-- GOAL OF THE EXERCISE --
Copy every entry exactly.
━━ RECORDS SUPPLIED
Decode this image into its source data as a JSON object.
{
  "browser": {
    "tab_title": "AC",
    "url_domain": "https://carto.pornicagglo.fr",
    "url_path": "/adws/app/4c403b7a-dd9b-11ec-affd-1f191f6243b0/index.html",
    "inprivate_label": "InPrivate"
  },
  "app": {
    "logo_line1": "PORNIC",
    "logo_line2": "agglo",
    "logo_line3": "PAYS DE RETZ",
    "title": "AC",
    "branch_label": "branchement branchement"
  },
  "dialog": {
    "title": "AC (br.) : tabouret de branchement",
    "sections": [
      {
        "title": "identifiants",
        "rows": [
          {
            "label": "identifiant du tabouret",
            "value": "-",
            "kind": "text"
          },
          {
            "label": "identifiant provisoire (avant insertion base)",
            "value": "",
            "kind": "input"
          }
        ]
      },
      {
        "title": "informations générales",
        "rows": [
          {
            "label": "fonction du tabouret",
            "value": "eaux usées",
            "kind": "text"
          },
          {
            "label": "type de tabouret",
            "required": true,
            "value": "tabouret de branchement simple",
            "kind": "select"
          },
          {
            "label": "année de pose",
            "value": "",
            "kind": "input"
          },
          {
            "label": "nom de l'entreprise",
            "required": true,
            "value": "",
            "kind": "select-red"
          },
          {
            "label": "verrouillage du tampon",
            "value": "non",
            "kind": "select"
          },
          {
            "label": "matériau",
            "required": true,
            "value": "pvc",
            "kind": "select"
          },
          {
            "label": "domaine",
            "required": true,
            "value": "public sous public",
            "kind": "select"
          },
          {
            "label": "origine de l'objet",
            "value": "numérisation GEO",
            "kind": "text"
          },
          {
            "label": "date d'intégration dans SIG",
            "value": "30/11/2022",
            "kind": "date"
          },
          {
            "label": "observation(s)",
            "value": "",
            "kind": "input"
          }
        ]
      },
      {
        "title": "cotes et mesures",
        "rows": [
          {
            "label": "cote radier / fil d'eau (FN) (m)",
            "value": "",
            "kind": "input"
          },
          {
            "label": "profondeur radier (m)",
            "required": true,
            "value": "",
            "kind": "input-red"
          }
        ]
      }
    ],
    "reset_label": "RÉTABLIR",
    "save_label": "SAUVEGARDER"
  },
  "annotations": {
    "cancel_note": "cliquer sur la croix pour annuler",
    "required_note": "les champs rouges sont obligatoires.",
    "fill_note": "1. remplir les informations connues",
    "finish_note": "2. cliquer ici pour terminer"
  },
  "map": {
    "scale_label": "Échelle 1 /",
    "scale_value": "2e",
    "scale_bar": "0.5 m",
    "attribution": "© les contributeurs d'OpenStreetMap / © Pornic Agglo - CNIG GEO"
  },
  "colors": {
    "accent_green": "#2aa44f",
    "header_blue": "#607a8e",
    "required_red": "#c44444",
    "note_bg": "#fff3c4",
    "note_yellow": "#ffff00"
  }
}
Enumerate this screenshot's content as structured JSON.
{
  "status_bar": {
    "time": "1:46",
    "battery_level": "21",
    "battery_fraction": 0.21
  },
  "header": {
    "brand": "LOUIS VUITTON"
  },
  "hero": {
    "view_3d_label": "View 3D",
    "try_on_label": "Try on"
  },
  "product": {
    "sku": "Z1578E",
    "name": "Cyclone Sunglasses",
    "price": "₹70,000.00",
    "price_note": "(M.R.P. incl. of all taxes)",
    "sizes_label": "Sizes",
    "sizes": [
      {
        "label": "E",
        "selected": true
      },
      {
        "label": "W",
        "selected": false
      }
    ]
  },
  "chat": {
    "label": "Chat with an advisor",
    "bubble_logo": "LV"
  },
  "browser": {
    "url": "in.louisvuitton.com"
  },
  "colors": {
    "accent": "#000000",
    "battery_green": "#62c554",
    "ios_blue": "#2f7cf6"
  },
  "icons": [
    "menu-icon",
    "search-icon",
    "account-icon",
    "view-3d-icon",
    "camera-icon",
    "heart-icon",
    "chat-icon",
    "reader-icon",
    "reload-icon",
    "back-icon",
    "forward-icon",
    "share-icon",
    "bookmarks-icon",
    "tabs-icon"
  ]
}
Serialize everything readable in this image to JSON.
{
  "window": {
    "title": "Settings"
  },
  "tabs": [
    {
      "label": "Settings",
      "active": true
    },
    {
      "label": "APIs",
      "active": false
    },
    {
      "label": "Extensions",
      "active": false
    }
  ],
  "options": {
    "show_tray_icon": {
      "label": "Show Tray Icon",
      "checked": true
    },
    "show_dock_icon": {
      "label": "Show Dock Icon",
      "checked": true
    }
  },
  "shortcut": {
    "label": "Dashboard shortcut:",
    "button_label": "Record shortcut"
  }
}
━━━━
-- RESULT --
Decode this image into its source data as a JSON object.
{
  "browser": {
    "tab_title": "AC",
    "url_domain": "https://carto.pornicagglo.fr",
    "url_path": "/adws/app/4c403b7a-dd9b-11ec-affd-1f191f6243b0/index.html",
    "inprivate_label": "InPrivate"
  },
  "app": {
    "logo_line1": "PORNIC",
    "logo_line2": "agglo",
    "logo_line3": "PAYS DE RETZ",
    "title": "AC",
    "branch_label": "branchement branchement"
  },
  "dialog": {
    "title": "AC (br.) : tabouret de branchement",
    "sections": [
      {
        "title": "identifiants",
        "rows": [
          {
            "label": "identifiant du tabouret",
            "value": "-",
            "kind": "text"
          },
          {
            "label": "identifiant provisoire (avant insertion base)",
            "value": "",
            "kind": "input"
          }
        ]
      },
      {
        "title": "informations générales",
        "rows": [
          {
            "label": "fonction du tabouret",
            "value": "eaux usées",
            "kind": "text"
          },
          {
            "label": "type de tabouret",
            "required": true,
            "value": "tabouret de branchement simple",
            "kind": "select"
          },
          {
            "label": "année de pose",
            "value": "",
            "kind": "input"
          },
          {
            "label": "nom de l'entreprise",
            "required": true,
            "value": "",
            "kind": "select-red"
          },
          {
            "label": "verrouillage du tampon",
            "value": "non",
            "kind": "select"
          },
          {
            "label": "matériau",
            "required": true,
            "value": "pvc",
            "kind": "select"
          },
          {
            "label": "domaine",
            "required": true,
            "value": "public sous public",
            "kind": "select"
          },
          {
            "label": "origine de l'objet",
            "value": "numérisation GEO",
            "kind": "text"
          },
          {
            "label": "date d'intégration dans SIG",
            "value": "30/11/2022",
            "kind": "date"
          },
          {
            "label": "observation(s)",
            "value": "",
            "kind": "input"
          }
        ]
      },
      {
        "title": "cotes et mesures",
        "rows": [
          {
            "label": "cote radier / fil d'eau (FN) (m)",
            "value": "",
            "kind": "input"
          },
          {
            "label": "profondeur radier (m)",
            "required": true,
            "value": "",
            "kind": "input-red"
          }
        ]
      }
    ],
    "reset_label": "RÉTABLIR",
    "save_label": "SAUVEGARDER"
  },
  "annotations": {
    "cancel_note": "cliquer sur la croix pour annuler",
    "required_note": "les champs rouges sont obligatoires.",
    "fill_note": "1. remplir les informations connues",
    "finish_note": "2. cliquer ici pour terminer"
  },
  "map": {
    "scale_label": "Échelle 1 /",
    "scale_value": "2e",
    "scale_bar": "0.5 m",
    "attribution": "© les contributeurs d'OpenStreetMap / © Pornic Agglo - CNIG GEO"
  },
  "colors": {
    "accent_green": "#2aa44f",
    "header_blue": "#607a8e",
    "required_red": "#c44444",
    "note_bg": "#fff3c4",
    "note_yellow": "#ffff00"
  }
}
Enumerate this screenshot's content as structured JSON.
{
  "status_bar": {
    "time": "1:46",
    "battery_level": "21",
    "battery_fraction": 0.21
  },
  "header": {
    "brand": "LOUIS VUITTON"
  },
  "hero": {
    "view_3d_label": "View 3D",
    "try_on_label": "Try on"
  },
  "product": {
    "sku": "Z1578E",
    "name": "Cyclone Sunglasses",
    "price": "₹70,000.00",
    "price_note": "(M.R.P. incl. of all taxes)",
    "sizes_label": "Sizes",
    "sizes": [
      {
        "label": "E",
        "selected": true
      },
      {
        "label": "W",
        "selected": false
      }
    ]
  },
  "chat": {
    "label": "Chat with an advisor",
    "bubble_logo": "LV"
  },
  "browser": {
    "url": "in.louisvuitton.com"
  },
  "colors": {
    "accent": "#000000",
    "battery_green": "#62c554",
    "ios_blue": "#2f7cf6"
  },
  "icons": [
    "menu-icon",
    "search-icon",
    "account-icon",
    "view-3d-icon",
    "camera-icon",
    "heart-icon",
    "chat-icon",
    "reader-icon",
    "reload-icon",
    "back-icon",
    "forward-icon",
    "share-icon",
    "bookmarks-icon",
    "tabs-icon"
  ]
}
Serialize everything readable in this image to JSON.
{
  "window": {
    "title": "Settings"
  },
  "tabs": [
    {
      "label": "Settings",
      "active": true
    },
    {
      "label": "APIs",
      "active": false
    },
    {
      "label": "Extensions",
      "active": false
    }
  ],
  "options": {
    "show_tray_icon": {
      "label": "Show Tray Icon",
      "checked": true
    },
    "show_dock_icon": {
      "label": "Show Dock Icon",
      "checked": true
    }
  },
  "shortcut": {
    "label": "Dashboard shortcut:",
    "button_label": "Record shortcut"
  }
}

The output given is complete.